Pull out each line of the data that includes the word "style".

Start of Supplied entries

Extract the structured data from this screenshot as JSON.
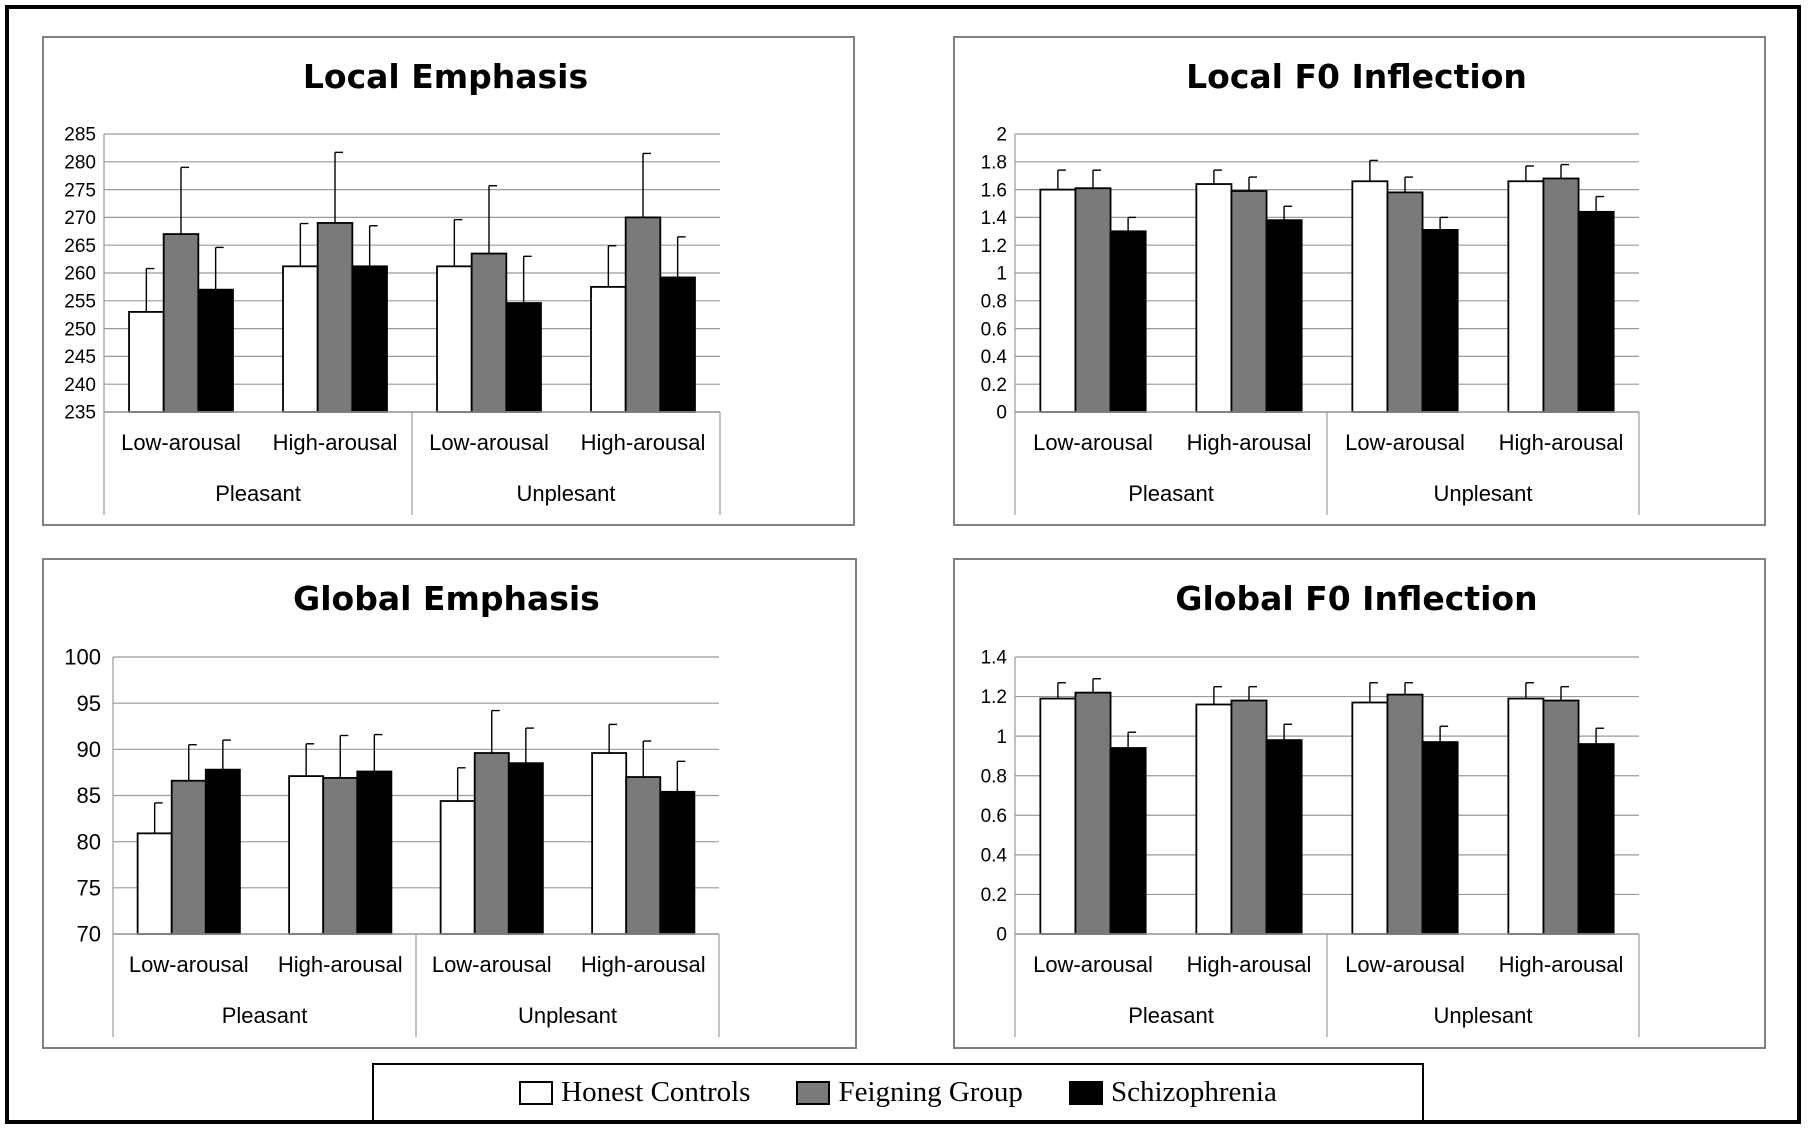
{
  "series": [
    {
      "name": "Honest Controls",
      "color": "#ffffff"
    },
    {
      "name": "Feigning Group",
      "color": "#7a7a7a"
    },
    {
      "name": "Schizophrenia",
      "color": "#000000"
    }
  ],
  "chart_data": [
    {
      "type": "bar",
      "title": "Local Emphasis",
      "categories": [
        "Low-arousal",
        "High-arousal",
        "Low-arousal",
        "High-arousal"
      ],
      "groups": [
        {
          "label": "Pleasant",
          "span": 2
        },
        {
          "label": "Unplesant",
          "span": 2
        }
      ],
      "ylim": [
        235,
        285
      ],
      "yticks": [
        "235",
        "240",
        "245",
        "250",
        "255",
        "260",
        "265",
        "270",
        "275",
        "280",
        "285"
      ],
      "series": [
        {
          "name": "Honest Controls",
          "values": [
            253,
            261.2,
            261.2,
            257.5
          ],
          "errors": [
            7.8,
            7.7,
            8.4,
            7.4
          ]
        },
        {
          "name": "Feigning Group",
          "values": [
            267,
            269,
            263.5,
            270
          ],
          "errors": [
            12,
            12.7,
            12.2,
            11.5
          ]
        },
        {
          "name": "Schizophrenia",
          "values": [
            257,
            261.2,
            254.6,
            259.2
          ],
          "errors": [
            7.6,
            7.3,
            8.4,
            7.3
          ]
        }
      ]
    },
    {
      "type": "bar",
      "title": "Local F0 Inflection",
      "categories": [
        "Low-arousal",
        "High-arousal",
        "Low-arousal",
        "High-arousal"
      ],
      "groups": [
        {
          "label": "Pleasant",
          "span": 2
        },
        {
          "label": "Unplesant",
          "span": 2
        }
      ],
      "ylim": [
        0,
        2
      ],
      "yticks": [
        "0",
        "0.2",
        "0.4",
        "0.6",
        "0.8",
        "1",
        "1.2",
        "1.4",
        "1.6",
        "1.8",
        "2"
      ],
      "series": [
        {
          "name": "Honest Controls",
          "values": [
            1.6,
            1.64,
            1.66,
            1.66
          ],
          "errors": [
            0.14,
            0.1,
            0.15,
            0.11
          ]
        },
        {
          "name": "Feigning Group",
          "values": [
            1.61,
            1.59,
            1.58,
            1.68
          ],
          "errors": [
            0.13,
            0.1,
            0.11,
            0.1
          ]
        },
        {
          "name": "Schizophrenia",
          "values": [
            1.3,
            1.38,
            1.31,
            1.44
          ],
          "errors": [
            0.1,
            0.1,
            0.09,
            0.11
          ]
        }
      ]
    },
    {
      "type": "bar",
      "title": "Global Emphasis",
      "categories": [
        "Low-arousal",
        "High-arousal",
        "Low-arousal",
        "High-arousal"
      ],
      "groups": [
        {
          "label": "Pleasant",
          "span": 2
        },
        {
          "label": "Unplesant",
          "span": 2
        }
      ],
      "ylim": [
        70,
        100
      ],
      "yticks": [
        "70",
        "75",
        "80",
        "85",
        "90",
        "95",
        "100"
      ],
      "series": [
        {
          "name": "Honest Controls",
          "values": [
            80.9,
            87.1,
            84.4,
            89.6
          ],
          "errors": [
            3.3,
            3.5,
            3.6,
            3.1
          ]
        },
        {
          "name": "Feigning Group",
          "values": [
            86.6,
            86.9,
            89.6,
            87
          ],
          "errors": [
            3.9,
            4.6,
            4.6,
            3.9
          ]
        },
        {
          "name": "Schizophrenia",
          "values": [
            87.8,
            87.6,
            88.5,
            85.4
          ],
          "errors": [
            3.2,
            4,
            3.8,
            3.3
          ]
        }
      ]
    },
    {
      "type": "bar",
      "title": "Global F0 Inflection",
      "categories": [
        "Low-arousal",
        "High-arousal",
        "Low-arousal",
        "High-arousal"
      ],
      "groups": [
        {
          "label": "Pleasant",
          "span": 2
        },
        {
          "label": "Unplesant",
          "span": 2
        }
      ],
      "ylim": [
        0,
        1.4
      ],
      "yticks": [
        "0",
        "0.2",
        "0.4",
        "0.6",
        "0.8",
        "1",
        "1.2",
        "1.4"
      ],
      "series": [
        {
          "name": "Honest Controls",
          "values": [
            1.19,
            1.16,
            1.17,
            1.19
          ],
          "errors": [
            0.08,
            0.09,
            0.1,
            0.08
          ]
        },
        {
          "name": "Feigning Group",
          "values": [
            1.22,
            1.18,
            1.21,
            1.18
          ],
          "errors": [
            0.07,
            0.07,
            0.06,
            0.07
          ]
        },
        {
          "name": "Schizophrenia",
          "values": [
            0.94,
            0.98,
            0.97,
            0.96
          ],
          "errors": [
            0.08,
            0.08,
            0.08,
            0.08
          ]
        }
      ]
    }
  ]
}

End of Supplied entries
Start of Supplied entries

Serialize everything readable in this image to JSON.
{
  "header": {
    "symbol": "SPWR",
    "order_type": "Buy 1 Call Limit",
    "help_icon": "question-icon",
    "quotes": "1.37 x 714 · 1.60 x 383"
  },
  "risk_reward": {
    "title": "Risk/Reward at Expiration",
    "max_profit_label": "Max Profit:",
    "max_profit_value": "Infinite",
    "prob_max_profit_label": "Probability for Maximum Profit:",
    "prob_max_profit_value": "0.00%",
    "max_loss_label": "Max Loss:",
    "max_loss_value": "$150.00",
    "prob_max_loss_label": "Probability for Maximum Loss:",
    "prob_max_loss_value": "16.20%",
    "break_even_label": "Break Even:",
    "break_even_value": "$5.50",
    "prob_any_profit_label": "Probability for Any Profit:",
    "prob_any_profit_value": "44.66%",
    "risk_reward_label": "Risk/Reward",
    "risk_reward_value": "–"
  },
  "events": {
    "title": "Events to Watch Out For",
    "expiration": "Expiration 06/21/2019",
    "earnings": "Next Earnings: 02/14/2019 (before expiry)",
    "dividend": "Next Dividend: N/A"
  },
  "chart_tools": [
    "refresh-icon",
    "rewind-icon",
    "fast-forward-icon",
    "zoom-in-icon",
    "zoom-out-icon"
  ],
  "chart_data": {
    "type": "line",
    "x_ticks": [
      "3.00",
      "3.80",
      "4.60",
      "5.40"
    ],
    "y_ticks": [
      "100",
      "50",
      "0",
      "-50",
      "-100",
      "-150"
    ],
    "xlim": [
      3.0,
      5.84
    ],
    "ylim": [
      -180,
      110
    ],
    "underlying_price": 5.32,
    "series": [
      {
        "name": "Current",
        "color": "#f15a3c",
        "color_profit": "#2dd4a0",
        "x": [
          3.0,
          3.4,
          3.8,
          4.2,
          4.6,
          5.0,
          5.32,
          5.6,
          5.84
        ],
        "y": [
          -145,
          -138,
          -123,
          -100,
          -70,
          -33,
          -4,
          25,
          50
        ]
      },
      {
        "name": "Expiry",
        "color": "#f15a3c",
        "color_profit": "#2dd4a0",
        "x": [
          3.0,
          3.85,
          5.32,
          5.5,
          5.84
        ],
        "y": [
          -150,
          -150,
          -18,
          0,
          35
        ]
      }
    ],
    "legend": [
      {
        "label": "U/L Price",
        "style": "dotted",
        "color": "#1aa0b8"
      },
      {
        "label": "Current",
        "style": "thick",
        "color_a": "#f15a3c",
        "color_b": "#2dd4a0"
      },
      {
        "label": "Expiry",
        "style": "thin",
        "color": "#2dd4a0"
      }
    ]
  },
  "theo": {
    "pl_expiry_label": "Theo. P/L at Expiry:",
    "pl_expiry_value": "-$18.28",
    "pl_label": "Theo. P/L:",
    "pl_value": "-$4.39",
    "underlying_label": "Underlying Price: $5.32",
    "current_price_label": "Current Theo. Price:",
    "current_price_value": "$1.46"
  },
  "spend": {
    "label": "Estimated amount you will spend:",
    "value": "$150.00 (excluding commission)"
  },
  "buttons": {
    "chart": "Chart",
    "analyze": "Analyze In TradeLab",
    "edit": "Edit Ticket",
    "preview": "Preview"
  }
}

End of Supplied entries
Start of Supplied entries

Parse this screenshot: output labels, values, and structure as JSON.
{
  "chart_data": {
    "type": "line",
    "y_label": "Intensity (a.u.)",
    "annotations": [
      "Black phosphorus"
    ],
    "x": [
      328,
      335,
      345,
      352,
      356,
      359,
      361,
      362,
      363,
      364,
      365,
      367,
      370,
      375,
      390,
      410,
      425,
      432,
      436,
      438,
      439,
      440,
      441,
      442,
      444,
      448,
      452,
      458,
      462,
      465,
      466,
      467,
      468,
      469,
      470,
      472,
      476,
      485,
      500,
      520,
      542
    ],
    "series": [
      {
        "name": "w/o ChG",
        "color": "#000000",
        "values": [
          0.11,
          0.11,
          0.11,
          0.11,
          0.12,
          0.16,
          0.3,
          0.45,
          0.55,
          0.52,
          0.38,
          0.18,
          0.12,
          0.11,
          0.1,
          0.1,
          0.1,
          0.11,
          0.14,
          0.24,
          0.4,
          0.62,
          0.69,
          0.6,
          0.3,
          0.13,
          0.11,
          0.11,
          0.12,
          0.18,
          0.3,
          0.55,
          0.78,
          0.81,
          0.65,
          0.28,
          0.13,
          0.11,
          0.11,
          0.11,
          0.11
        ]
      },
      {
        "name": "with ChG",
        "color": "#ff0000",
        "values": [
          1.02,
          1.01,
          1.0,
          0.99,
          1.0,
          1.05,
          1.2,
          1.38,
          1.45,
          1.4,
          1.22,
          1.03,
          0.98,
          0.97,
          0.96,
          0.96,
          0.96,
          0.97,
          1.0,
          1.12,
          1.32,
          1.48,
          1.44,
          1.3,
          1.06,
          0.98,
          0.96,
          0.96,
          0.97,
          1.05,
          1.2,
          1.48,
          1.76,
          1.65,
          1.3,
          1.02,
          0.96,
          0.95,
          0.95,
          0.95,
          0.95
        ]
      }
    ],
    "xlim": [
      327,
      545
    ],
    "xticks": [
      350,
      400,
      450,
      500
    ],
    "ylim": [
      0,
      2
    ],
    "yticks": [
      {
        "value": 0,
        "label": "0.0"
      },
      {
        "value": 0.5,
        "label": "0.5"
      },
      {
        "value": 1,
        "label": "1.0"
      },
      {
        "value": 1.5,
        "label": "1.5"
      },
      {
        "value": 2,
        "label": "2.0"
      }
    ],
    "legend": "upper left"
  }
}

End of Supplied entries

Answer to this problem =>
        "style": "dotted",
        "style": "thick",
        "style": "thin",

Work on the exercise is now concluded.